• [WHAT TO WORK ON]:
Find each line with the word "true" and copy it.

★ ★ ★ ★ ★ ★ ★

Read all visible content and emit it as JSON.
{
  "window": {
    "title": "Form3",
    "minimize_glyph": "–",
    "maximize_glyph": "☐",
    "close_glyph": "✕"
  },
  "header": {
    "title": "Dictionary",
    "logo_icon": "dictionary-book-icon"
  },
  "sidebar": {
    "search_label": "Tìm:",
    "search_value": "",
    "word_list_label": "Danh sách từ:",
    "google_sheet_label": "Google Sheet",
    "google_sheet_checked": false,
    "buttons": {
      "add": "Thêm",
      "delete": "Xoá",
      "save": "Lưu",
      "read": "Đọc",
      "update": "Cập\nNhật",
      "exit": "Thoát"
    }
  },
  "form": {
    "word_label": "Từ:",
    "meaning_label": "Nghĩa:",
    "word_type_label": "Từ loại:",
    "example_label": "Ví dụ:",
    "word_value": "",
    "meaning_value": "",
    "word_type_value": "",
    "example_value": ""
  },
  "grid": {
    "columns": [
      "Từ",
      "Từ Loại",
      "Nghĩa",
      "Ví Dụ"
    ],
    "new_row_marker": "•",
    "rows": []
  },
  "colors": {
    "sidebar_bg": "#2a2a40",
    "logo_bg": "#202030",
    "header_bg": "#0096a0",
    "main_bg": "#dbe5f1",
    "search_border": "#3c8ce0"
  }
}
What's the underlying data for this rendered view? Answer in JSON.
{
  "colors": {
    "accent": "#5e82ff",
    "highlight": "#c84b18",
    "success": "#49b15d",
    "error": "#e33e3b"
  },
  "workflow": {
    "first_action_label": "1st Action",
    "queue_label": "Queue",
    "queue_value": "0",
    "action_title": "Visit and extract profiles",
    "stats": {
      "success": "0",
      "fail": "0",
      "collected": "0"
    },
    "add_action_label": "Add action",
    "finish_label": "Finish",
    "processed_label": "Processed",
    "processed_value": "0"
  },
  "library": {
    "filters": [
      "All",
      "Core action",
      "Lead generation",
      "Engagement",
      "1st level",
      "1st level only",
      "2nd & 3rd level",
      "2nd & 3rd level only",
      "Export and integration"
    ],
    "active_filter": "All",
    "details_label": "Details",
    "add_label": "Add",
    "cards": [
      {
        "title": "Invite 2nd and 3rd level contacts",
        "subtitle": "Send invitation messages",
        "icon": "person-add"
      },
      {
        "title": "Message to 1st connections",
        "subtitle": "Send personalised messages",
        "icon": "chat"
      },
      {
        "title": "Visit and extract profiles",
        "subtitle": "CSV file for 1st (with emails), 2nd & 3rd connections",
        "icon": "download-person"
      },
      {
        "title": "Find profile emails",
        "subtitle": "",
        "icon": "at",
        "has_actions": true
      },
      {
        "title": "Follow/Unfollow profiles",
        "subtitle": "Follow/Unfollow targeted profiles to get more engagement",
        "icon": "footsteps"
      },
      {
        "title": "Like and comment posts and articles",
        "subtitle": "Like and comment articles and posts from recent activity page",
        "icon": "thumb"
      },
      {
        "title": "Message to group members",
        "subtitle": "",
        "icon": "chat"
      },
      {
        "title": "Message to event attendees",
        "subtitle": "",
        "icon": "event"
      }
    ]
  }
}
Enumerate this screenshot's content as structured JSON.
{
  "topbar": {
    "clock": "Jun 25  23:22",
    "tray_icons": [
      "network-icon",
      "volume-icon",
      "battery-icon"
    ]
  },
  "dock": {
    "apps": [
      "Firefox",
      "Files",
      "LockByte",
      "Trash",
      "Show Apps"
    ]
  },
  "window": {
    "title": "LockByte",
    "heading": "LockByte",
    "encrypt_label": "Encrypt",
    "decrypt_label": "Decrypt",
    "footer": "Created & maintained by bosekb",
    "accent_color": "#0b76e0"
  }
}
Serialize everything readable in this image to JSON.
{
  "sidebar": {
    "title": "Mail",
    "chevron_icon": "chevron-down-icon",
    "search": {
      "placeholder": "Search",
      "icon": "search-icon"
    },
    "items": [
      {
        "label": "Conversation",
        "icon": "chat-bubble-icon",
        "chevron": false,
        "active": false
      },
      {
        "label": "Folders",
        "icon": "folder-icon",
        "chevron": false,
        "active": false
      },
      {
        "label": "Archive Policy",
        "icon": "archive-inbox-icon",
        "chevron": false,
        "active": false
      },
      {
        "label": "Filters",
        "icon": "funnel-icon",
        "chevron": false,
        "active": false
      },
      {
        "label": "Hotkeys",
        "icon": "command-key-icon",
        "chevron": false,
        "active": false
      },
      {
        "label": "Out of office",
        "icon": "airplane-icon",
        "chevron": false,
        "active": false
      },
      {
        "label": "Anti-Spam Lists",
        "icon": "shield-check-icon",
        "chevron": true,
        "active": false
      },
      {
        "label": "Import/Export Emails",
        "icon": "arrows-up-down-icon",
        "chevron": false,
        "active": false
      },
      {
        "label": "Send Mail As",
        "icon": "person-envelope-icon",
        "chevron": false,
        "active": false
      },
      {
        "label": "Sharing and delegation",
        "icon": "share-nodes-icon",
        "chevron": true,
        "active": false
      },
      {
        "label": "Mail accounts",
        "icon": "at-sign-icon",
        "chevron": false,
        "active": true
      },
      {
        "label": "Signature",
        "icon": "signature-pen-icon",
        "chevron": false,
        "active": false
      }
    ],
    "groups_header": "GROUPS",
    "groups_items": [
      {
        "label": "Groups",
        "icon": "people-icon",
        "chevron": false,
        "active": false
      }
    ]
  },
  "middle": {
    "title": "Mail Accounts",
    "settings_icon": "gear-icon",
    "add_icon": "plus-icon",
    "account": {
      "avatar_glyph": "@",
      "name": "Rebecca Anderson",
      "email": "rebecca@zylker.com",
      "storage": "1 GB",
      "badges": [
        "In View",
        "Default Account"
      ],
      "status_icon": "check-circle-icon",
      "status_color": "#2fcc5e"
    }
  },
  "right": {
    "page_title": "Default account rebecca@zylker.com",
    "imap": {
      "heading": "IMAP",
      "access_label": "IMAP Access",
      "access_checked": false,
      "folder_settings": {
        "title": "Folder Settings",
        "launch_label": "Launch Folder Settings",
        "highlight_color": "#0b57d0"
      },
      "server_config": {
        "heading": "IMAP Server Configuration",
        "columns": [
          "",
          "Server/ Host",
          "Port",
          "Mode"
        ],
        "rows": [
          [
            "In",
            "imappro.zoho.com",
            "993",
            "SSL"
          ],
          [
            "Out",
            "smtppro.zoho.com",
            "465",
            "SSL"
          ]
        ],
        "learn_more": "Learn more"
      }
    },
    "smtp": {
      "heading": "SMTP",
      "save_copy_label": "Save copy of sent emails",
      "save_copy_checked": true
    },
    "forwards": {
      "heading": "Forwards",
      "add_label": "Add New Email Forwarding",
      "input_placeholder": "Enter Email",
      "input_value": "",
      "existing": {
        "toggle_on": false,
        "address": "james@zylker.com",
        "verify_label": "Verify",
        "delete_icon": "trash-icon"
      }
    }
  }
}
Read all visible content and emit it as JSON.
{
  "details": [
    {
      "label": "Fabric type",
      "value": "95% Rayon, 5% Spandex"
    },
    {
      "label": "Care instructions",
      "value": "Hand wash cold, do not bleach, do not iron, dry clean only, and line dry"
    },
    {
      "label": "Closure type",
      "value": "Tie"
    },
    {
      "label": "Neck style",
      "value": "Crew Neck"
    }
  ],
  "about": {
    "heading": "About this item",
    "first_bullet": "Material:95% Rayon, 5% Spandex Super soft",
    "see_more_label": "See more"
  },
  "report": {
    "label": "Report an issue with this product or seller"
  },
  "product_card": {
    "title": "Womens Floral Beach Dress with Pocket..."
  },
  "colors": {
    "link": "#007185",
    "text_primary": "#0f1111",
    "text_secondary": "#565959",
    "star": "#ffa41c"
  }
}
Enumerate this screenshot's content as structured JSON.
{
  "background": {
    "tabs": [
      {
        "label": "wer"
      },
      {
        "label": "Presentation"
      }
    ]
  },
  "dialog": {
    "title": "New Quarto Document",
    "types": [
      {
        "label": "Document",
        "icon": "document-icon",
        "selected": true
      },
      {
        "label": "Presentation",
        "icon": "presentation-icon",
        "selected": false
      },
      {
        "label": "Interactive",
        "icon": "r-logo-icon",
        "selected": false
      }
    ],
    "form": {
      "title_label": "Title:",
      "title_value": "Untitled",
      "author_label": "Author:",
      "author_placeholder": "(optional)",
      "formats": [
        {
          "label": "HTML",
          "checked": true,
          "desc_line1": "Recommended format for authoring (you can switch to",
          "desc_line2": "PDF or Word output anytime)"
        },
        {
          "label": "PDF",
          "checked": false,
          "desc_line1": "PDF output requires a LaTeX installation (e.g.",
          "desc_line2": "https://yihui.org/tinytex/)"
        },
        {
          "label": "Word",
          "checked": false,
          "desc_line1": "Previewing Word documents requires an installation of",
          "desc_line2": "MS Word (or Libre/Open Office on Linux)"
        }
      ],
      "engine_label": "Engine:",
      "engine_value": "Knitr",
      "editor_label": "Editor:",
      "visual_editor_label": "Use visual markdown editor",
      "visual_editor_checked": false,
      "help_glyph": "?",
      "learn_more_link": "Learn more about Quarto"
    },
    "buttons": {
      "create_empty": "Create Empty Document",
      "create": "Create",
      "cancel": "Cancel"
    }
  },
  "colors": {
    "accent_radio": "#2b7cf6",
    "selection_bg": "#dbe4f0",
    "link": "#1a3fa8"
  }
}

★ ★ ★ ★ ★ ★ ★

• [FULL SOLUTION]:
        "has_actions": true
        "chevron": true,
        "chevron": true,
        "active": true
      "save_copy_checked": true
        "selected": true
          "checked": true,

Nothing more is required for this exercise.